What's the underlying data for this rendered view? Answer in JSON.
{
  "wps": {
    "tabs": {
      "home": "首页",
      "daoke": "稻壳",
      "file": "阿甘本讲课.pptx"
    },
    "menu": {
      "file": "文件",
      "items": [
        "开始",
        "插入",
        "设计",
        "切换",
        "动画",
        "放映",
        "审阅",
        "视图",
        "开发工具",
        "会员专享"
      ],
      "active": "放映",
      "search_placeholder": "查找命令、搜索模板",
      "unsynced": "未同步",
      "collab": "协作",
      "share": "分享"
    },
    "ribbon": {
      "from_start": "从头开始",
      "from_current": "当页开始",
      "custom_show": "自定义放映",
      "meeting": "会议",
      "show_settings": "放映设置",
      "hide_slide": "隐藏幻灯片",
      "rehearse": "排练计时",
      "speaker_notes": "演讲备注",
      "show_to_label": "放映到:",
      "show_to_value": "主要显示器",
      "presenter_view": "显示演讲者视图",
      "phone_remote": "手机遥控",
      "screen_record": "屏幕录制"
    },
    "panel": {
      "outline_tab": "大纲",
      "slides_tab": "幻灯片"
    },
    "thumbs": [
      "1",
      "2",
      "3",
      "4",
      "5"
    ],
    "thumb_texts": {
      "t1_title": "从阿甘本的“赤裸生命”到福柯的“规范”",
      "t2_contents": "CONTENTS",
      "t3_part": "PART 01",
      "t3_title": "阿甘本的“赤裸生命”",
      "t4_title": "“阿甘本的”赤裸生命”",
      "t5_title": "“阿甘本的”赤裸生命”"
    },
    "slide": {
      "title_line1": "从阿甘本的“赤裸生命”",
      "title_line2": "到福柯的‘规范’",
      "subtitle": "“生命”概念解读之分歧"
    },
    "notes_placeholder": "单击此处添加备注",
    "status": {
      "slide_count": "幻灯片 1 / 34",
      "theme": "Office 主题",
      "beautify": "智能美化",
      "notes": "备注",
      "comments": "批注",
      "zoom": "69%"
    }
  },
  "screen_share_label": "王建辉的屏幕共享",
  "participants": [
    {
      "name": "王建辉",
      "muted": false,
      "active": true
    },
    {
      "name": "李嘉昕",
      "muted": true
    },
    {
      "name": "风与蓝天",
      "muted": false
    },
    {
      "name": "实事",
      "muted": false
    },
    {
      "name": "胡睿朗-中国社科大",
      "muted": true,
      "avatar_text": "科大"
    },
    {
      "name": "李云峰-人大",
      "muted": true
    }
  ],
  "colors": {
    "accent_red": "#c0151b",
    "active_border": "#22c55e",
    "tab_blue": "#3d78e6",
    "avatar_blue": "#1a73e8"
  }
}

Problem requirements: Restate every line of the data word for word.

Response to this task:
What's the underlying data for this rendered view? Answer in JSON.
{
  "wps": {
    "tabs": {
      "home": "首页",
      "daoke": "稻壳",
      "file": "阿甘本讲课.pptx"
    },
    "menu": {
      "file": "文件",
      "items": [
        "开始",
        "插入",
        "设计",
        "切换",
        "动画",
        "放映",
        "审阅",
        "视图",
        "开发工具",
        "会员专享"
      ],
      "active": "放映",
      "search_placeholder": "查找命令、搜索模板",
      "unsynced": "未同步",
      "collab": "协作",
      "share": "分享"
    },
    "ribbon": {
      "from_start": "从头开始",
      "from_current": "当页开始",
      "custom_show": "自定义放映",
      "meeting": "会议",
      "show_settings": "放映设置",
      "hide_slide": "隐藏幻灯片",
      "rehearse": "排练计时",
      "speaker_notes": "演讲备注",
      "show_to_label": "放映到:",
      "show_to_value": "主要显示器",
      "presenter_view": "显示演讲者视图",
      "phone_remote": "手机遥控",
      "screen_record": "屏幕录制"
    },
    "panel": {
      "outline_tab": "大纲",
      "slides_tab": "幻灯片"
    },
    "thumbs": [
      "1",
      "2",
      "3",
      "4",
      "5"
    ],
    "thumb_texts": {
      "t1_title": "从阿甘本的“赤裸生命”到福柯的“规范”",
      "t2_contents": "CONTENTS",
      "t3_part": "PART 01",
      "t3_title": "阿甘本的“赤裸生命”",
      "t4_title": "“阿甘本的”赤裸生命”",
      "t5_title": "“阿甘本的”赤裸生命”"
    },
    "slide": {
      "title_line1": "从阿甘本的“赤裸生命”",
      "title_line2": "到福柯的‘规范’",
      "subtitle": "“生命”概念解读之分歧"
    },
    "notes_placeholder": "单击此处添加备注",
    "status": {
      "slide_count": "幻灯片 1 / 34",
      "theme": "Office 主题",
      "beautify": "智能美化",
      "notes": "备注",
      "comments": "批注",
      "zoom": "69%"
    }
  },
  "screen_share_label": "王建辉的屏幕共享",
  "participants": [
    {
      "name": "王建辉",
      "muted": false,
      "active": true
    },
    {
      "name": "李嘉昕",
      "muted": true
    },
    {
      "name": "风与蓝天",
      "muted": false
    },
    {
      "name": "实事",
      "muted": false
    },
    {
      "name": "胡睿朗-中国社科大",
      "muted": true,
      "avatar_text": "科大"
    },
    {
      "name": "李云峰-人大",
      "muted": true
    }
  ],
  "colors": {
    "accent_red": "#c0151b",
    "active_border": "#22c55e",
    "tab_blue": "#3d78e6",
    "avatar_blue": "#1a73e8"
  }
}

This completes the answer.